PROBLEM –
Here are some records. Copy each one exactly.

Stored data
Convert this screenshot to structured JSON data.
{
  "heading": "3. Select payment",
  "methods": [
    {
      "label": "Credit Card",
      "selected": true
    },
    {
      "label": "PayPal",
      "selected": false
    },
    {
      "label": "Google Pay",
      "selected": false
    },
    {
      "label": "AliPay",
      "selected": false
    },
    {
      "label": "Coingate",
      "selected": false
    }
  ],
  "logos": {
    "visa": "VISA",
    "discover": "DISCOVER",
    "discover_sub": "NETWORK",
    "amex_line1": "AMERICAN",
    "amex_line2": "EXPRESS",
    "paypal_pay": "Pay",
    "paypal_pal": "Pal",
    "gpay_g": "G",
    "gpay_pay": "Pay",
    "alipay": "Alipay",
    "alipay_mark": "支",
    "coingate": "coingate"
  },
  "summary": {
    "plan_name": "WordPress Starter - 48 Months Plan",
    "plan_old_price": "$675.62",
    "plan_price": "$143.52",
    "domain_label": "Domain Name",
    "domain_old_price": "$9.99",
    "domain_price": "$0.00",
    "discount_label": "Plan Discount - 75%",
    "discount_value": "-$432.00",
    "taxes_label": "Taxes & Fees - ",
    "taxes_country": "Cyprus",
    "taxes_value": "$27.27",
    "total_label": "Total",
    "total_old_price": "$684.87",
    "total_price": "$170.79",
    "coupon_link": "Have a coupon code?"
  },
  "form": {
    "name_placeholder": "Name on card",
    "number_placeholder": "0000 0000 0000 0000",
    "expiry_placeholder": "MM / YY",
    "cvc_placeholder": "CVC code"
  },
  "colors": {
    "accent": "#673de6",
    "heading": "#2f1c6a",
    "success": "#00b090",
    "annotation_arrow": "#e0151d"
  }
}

RESULT BELOW –
Convert this screenshot to structured JSON data.
{
  "heading": "3. Select payment",
  "methods": [
    {
      "label": "Credit Card",
      "selected": true
    },
    {
      "label": "PayPal",
      "selected": false
    },
    {
      "label": "Google Pay",
      "selected": false
    },
    {
      "label": "AliPay",
      "selected": false
    },
    {
      "label": "Coingate",
      "selected": false
    }
  ],
  "logos": {
    "visa": "VISA",
    "discover": "DISCOVER",
    "discover_sub": "NETWORK",
    "amex_line1": "AMERICAN",
    "amex_line2": "EXPRESS",
    "paypal_pay": "Pay",
    "paypal_pal": "Pal",
    "gpay_g": "G",
    "gpay_pay": "Pay",
    "alipay": "Alipay",
    "alipay_mark": "支",
    "coingate": "coingate"
  },
  "summary": {
    "plan_name": "WordPress Starter - 48 Months Plan",
    "plan_old_price": "$675.62",
    "plan_price": "$143.52",
    "domain_label": "Domain Name",
    "domain_old_price": "$9.99",
    "domain_price": "$0.00",
    "discount_label": "Plan Discount - 75%",
    "discount_value": "-$432.00",
    "taxes_label": "Taxes & Fees - ",
    "taxes_country": "Cyprus",
    "taxes_value": "$27.27",
    "total_label": "Total",
    "total_old_price": "$684.87",
    "total_price": "$170.79",
    "coupon_link": "Have a coupon code?"
  },
  "form": {
    "name_placeholder": "Name on card",
    "number_placeholder": "0000 0000 0000 0000",
    "expiry_placeholder": "MM / YY",
    "cvc_placeholder": "CVC code"
  },
  "colors": {
    "accent": "#673de6",
    "heading": "#2f1c6a",
    "success": "#00b090",
    "annotation_arrow": "#e0151d"
  }
}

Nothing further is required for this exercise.